Prompt a
Update the stretch of the data records from the line containing "Patent image size: (1353, 1084)." through the end of the data records. Replace "schematic diagram" with "block diagram" and leave everything else unchanged.

Provided text
Your Judgment Is the Asset — AI Is the Accelerator
As a lawyer practicing for almost 30 years, I’m passionate about helping in-house counsel get more productive – using knowledge and skills they already have, and accelerating with automation, enabled by AI, that’s safe. This next series of SYNLAW Newsletters will be focused on helping in-house counsel do just that, become more productive and engage with the 'ability' of automation and AI.
Your Judgment Is the Asset — AI Is the Accelerator
Here is a truth that tends to get lost in the noise around artificial intelligence and the legal profession: the thing that makes you a great lawyer was never the template.
Every competent law firm has roughly the same templates. The NDA, the goods/supply contracts, the ICT purchase/license agreement. These are commodity inputs. What has always differentiated the great lawyer from the merely adequate one is what they do with those tools. It is how they spotted the contingent liability issue buried in Section 14.1.1.1(a) that the other side hoped no one would notice. It is knowing which indemnification fight is worth having and which to concede. It is the ability to structure advice so that a client, who is not a lawyer, actually understands what is at stake and what to do about it.
That is judgment. And judgment does not live at the law firm level. It lives at the level of the individual professional lawyer, the in-house lawyer who is asked to look at the contract or provide the advice. It is built over ten or twenty years of practice, accumulated case by case, client by client, mistake and recovery and hard-won insight at a time.
If you have spent that kind of time developing that kind of judgment, here is the secret: you are sitting on exactly the asset that AI makes more valuable, not less. You know exactly how to map the workflows you need to provide consistent, high quality legal advice and support.

Prompt b
According to the newsletter on AI and in-house counsel, how long has the author been practicing law?

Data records
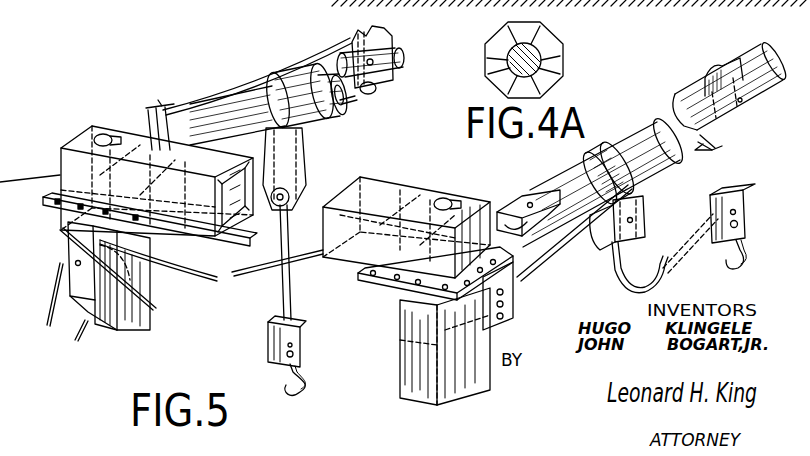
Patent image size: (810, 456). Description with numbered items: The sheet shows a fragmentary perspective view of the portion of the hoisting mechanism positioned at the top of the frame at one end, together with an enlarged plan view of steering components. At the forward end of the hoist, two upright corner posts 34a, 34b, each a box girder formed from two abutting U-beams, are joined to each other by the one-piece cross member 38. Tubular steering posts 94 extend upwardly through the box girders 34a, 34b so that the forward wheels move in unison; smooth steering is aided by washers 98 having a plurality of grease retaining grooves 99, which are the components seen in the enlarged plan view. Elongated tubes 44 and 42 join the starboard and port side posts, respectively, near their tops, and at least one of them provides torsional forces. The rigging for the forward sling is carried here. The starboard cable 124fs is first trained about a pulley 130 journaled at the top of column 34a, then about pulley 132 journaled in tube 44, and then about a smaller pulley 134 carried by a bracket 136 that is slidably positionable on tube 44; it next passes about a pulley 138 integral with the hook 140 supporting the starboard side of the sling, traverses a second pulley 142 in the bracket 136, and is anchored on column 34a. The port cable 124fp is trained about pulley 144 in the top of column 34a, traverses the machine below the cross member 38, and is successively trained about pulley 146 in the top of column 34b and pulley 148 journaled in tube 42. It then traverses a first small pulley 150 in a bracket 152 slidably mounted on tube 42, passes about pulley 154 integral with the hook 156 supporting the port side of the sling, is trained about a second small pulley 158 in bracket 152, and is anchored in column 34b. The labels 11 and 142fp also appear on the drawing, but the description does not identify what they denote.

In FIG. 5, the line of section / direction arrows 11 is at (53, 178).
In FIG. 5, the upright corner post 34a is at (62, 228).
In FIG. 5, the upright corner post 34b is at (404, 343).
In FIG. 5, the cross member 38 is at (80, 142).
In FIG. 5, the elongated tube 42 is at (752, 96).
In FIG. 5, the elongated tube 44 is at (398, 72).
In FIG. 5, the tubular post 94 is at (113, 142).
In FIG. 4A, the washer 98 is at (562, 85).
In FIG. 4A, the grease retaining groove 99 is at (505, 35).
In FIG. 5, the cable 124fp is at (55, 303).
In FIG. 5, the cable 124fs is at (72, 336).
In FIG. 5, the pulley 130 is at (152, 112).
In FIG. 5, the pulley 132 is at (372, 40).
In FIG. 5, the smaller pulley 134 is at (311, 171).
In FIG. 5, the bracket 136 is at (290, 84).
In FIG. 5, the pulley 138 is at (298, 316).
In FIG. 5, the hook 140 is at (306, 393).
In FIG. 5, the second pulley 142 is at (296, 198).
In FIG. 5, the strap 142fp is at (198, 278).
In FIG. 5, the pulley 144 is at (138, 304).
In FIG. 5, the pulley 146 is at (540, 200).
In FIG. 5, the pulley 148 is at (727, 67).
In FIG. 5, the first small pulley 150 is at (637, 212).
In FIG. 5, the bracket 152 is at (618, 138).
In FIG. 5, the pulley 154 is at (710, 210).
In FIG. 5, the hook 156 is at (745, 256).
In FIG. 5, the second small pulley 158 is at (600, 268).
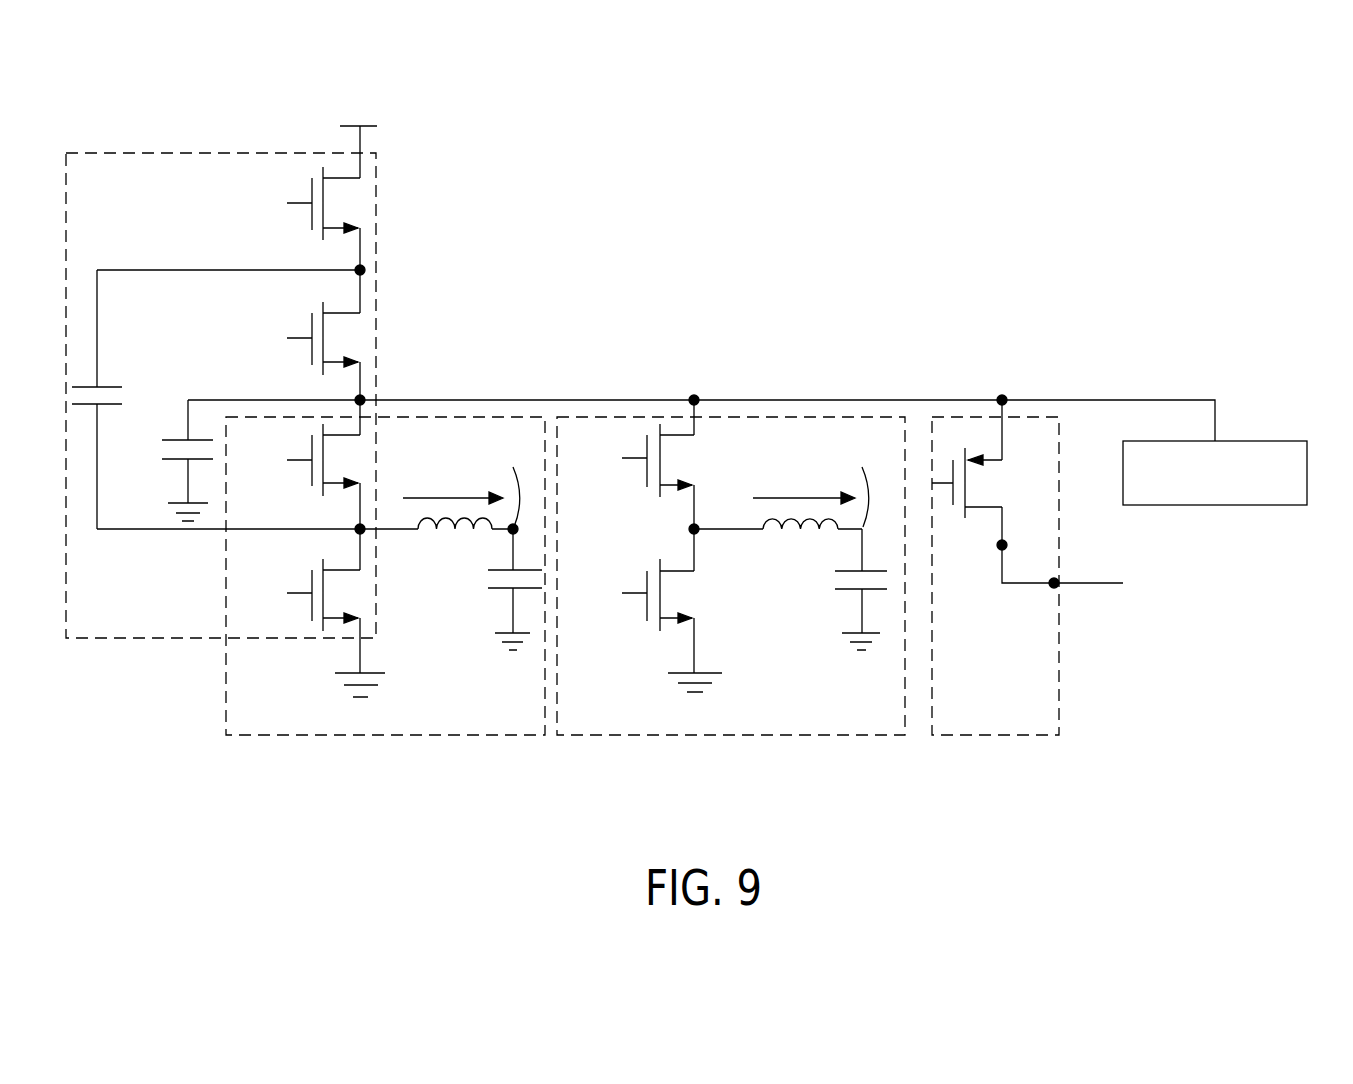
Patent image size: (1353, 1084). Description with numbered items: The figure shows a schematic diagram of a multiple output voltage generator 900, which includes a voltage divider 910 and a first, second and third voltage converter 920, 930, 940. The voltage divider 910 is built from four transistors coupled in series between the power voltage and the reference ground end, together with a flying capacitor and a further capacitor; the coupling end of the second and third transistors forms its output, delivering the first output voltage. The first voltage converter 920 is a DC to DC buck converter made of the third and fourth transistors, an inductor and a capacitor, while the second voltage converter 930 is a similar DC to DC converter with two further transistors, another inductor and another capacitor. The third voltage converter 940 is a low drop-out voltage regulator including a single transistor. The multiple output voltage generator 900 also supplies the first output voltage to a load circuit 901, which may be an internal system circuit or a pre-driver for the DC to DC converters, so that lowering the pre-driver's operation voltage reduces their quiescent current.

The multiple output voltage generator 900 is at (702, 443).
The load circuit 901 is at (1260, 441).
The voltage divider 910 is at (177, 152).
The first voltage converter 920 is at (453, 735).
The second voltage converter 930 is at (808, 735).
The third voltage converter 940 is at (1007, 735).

Exercise output a
Patent image size: (1353, 1084). Description with numbered items: The figure shows a block diagram of a multiple output voltage generator 900, which includes a voltage divider 910 and a first, second and third voltage converter 920, 930, 940. The voltage divider 910 is built from four transistors coupled in series between the power voltage and the reference ground end, together with a flying capacitor and a further capacitor; the coupling end of the second and third transistors forms its output, delivering the first output voltage. The first voltage converter 920 is a DC to DC buck converter made of the third and fourth transistors, an inductor and a capacitor, while the second voltage converter 930 is a similar DC to DC converter with two further transistors, another inductor and another capacitor. The third voltage converter 940 is a low drop-out voltage regulator including a single transistor. The multiple output voltage generator 900 also supplies the first output voltage to a load circuit 901, which may be an internal system circuit or a pre-driver for the DC to DC converters, so that lowering the pre-driver's operation voltage reduces their quiescent current.

The multiple output voltage generator 900 is at (702, 443).
The load circuit 901 is at (1260, 441).
The voltage divider 910 is at (177, 152).
The first voltage converter 920 is at (453, 735).
The second voltage converter 930 is at (808, 735).
The third voltage converter 940 is at (1007, 735).

Exercise output b
Almost 30 years.